_WHAT YOU SHOULD DO_: For the entries that follow, state how many lines include the word "可能有哪些心理动机", giving the number and nothing else.

_AVAILABLE DATA_:
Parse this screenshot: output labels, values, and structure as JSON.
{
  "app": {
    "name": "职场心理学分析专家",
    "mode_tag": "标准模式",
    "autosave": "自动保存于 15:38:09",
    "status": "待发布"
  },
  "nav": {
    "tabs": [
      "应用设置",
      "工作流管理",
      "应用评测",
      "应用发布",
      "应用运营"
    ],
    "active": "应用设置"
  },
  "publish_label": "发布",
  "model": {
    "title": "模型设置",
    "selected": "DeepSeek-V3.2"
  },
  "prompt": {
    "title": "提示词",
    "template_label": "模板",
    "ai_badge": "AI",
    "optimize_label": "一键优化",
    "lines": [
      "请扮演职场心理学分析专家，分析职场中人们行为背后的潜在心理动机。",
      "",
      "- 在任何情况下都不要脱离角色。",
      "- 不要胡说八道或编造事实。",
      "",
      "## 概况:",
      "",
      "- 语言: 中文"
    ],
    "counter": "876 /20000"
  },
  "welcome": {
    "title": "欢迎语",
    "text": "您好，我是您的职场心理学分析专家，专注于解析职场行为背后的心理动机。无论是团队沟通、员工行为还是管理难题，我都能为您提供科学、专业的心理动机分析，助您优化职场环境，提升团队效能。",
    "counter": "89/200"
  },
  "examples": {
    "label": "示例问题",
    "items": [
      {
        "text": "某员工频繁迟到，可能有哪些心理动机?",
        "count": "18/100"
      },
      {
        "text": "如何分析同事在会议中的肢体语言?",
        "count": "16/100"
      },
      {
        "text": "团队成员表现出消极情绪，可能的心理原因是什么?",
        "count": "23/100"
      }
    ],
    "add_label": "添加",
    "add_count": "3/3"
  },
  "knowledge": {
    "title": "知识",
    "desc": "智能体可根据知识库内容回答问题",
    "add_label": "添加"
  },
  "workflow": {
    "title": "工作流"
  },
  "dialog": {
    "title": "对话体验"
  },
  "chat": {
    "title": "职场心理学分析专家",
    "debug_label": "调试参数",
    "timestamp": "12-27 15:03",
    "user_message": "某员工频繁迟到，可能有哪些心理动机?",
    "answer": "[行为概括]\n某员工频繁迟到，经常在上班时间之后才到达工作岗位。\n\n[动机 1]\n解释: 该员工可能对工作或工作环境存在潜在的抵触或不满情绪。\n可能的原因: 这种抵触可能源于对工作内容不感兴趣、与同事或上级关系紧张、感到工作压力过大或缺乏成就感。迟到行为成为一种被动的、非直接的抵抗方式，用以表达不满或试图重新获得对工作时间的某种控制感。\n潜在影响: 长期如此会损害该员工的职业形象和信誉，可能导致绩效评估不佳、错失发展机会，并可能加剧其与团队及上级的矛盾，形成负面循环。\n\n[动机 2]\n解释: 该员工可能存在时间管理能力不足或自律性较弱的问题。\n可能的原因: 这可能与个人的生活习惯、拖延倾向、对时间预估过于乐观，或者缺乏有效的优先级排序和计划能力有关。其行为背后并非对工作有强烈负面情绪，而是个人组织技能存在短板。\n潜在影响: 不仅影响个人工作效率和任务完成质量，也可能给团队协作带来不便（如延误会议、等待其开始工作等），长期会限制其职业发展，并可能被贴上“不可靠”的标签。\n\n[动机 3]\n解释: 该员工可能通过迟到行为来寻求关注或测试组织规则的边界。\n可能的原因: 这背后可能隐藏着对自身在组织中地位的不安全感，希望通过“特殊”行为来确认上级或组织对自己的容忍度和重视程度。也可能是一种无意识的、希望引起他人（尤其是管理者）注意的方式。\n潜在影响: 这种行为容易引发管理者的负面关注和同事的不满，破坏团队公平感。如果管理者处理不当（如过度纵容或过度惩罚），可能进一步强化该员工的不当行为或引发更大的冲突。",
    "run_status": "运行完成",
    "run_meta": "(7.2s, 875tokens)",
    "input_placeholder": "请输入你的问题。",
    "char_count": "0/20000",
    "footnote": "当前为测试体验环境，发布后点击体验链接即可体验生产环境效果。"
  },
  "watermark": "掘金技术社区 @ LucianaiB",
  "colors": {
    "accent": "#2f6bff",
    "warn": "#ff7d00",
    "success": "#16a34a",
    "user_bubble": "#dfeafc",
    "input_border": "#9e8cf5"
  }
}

_RESULT_: 2